WORK TO DO: Reproduce the records below in full and exactly, without their images.

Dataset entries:
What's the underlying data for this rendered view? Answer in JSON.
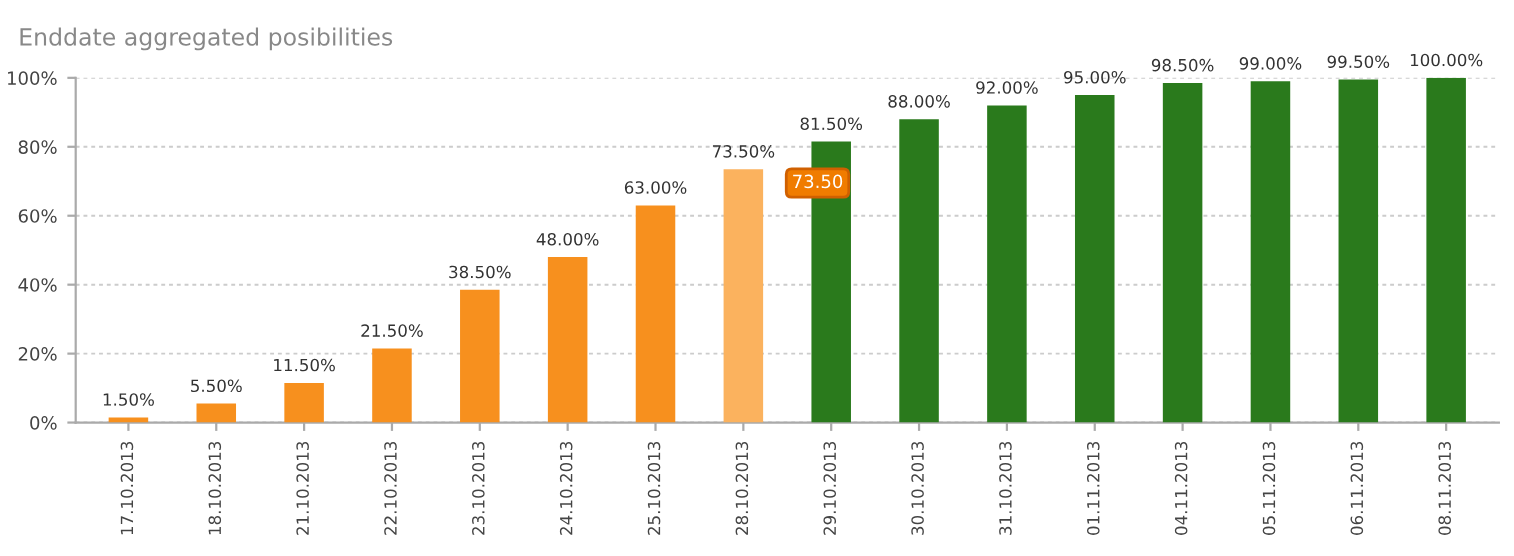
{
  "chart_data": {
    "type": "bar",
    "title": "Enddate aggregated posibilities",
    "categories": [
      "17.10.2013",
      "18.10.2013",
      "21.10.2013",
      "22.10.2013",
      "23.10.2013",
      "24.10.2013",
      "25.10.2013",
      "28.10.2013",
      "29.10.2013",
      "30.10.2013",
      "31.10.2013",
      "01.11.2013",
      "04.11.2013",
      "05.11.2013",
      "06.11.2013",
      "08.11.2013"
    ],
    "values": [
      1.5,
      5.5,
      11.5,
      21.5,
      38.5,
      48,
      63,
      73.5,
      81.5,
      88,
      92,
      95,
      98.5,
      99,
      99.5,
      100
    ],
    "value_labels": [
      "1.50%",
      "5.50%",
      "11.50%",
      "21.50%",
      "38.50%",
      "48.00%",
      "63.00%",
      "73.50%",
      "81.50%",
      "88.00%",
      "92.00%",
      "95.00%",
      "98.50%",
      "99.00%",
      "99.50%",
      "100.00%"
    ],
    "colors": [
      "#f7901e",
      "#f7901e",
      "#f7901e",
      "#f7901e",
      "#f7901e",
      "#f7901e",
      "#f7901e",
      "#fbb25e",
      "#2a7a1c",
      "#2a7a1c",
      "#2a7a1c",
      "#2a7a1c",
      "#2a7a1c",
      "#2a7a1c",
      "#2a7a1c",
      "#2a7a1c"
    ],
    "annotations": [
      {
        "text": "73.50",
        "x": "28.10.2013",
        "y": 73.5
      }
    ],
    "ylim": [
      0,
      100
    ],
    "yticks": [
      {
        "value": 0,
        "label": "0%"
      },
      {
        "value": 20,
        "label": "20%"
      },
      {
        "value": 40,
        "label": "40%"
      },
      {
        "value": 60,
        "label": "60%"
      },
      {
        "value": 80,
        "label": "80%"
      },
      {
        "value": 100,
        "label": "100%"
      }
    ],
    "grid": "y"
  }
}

FULL RESPONSE:
What's the underlying data for this rendered view? Answer in JSON.
{
  "chart_data": {
    "type": "bar",
    "title": "Enddate aggregated posibilities",
    "categories": [
      "17.10.2013",
      "18.10.2013",
      "21.10.2013",
      "22.10.2013",
      "23.10.2013",
      "24.10.2013",
      "25.10.2013",
      "28.10.2013",
      "29.10.2013",
      "30.10.2013",
      "31.10.2013",
      "01.11.2013",
      "04.11.2013",
      "05.11.2013",
      "06.11.2013",
      "08.11.2013"
    ],
    "values": [
      1.5,
      5.5,
      11.5,
      21.5,
      38.5,
      48,
      63,
      73.5,
      81.5,
      88,
      92,
      95,
      98.5,
      99,
      99.5,
      100
    ],
    "value_labels": [
      "1.50%",
      "5.50%",
      "11.50%",
      "21.50%",
      "38.50%",
      "48.00%",
      "63.00%",
      "73.50%",
      "81.50%",
      "88.00%",
      "92.00%",
      "95.00%",
      "98.50%",
      "99.00%",
      "99.50%",
      "100.00%"
    ],
    "colors": [
      "#f7901e",
      "#f7901e",
      "#f7901e",
      "#f7901e",
      "#f7901e",
      "#f7901e",
      "#f7901e",
      "#fbb25e",
      "#2a7a1c",
      "#2a7a1c",
      "#2a7a1c",
      "#2a7a1c",
      "#2a7a1c",
      "#2a7a1c",
      "#2a7a1c",
      "#2a7a1c"
    ],
    "annotations": [
      {
        "text": "73.50",
        "x": "28.10.2013",
        "y": 73.5
      }
    ],
    "ylim": [
      0,
      100
    ],
    "yticks": [
      {
        "value": 0,
        "label": "0%"
      },
      {
        "value": 20,
        "label": "20%"
      },
      {
        "value": 40,
        "label": "40%"
      },
      {
        "value": 60,
        "label": "60%"
      },
      {
        "value": 80,
        "label": "80%"
      },
      {
        "value": 100,
        "label": "100%"
      }
    ],
    "grid": "y"
  }
}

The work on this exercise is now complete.